══ Data for the task

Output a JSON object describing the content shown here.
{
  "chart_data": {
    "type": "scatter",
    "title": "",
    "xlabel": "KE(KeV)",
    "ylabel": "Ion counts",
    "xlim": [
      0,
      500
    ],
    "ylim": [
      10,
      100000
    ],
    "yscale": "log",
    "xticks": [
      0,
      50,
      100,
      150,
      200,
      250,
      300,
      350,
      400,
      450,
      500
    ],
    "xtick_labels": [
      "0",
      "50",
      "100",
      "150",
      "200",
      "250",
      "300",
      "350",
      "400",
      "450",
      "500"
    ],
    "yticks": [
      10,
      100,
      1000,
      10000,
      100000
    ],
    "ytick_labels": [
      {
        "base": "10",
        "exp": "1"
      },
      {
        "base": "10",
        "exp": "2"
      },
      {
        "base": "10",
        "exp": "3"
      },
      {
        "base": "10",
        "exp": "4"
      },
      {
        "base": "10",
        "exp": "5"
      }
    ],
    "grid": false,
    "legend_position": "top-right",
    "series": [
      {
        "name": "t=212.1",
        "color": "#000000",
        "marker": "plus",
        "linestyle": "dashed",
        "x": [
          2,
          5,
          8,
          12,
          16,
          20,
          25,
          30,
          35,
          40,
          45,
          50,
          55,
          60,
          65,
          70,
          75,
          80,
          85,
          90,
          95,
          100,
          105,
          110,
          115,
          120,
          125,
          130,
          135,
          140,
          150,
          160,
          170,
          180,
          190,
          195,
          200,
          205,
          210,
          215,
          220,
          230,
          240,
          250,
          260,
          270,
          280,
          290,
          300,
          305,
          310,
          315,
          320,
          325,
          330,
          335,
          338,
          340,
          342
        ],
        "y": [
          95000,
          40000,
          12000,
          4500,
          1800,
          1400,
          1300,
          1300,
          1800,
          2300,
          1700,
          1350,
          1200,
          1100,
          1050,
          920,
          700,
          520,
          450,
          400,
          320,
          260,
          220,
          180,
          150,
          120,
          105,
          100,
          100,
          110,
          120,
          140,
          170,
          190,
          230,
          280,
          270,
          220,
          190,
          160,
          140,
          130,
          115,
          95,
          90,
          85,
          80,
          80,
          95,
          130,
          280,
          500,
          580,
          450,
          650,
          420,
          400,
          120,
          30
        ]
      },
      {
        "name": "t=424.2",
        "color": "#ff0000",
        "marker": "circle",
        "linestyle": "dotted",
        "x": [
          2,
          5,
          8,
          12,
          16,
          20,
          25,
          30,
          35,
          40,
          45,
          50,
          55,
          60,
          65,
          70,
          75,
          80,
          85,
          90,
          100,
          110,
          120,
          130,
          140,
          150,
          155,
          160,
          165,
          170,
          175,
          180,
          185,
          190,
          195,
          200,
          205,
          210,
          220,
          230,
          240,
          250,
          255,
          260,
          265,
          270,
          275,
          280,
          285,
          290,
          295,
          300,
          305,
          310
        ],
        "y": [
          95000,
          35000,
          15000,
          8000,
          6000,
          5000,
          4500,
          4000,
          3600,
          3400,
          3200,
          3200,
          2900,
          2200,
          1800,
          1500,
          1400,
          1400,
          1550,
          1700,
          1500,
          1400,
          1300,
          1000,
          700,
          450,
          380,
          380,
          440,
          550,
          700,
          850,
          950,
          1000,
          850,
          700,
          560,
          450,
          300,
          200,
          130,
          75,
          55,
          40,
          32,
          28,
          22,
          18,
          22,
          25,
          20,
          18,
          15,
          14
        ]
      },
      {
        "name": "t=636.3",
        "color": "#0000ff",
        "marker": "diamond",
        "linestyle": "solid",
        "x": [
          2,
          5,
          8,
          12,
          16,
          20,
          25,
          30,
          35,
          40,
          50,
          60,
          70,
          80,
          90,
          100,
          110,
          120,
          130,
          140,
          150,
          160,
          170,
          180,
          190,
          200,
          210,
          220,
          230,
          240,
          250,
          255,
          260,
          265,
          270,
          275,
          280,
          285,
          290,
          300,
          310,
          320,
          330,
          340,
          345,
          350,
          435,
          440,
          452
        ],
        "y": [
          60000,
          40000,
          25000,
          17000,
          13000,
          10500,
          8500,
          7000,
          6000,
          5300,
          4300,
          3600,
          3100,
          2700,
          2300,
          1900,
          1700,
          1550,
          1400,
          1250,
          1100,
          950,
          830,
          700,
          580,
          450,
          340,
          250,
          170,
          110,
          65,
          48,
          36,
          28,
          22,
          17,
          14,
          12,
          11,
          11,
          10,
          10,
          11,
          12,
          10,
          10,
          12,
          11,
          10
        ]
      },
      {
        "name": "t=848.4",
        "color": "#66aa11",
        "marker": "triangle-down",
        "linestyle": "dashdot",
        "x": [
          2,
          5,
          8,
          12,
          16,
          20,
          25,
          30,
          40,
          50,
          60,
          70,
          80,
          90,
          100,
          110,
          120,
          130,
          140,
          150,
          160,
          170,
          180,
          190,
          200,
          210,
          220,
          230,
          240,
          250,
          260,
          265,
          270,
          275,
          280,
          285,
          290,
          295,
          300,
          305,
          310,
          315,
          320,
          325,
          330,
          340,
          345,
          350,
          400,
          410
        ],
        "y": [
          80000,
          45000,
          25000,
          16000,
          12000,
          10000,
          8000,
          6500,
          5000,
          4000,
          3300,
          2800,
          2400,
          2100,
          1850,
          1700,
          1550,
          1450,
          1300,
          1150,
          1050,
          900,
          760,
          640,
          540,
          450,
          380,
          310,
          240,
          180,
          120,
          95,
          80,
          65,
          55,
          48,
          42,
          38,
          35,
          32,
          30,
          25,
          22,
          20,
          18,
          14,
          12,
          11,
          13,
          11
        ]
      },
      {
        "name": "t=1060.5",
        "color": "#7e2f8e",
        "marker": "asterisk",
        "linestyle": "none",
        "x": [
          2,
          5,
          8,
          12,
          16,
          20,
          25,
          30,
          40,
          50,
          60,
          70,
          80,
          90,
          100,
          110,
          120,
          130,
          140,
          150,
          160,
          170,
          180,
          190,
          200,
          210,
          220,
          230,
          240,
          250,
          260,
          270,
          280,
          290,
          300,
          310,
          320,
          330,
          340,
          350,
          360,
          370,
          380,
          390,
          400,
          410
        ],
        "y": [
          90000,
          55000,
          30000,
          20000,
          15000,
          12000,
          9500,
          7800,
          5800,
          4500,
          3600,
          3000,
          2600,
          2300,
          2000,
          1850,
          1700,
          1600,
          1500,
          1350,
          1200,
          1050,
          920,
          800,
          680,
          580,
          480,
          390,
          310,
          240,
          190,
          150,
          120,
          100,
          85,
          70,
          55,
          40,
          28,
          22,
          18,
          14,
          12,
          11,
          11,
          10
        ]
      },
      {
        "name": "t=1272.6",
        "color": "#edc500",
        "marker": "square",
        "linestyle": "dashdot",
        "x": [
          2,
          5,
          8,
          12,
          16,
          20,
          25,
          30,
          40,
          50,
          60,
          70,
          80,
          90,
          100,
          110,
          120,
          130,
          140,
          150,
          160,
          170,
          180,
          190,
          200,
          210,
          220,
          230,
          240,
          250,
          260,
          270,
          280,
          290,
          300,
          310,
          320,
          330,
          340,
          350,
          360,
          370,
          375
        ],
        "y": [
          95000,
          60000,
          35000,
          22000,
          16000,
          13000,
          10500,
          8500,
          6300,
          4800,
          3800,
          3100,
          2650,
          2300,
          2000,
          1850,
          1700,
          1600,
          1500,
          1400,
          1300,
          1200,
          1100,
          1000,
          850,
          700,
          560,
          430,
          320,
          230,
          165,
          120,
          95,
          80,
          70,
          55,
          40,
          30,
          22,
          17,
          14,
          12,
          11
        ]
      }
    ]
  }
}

════

### Instruction
Tell how many lines in the records above contain "color", giving the number and no other words.

### Exercise output
6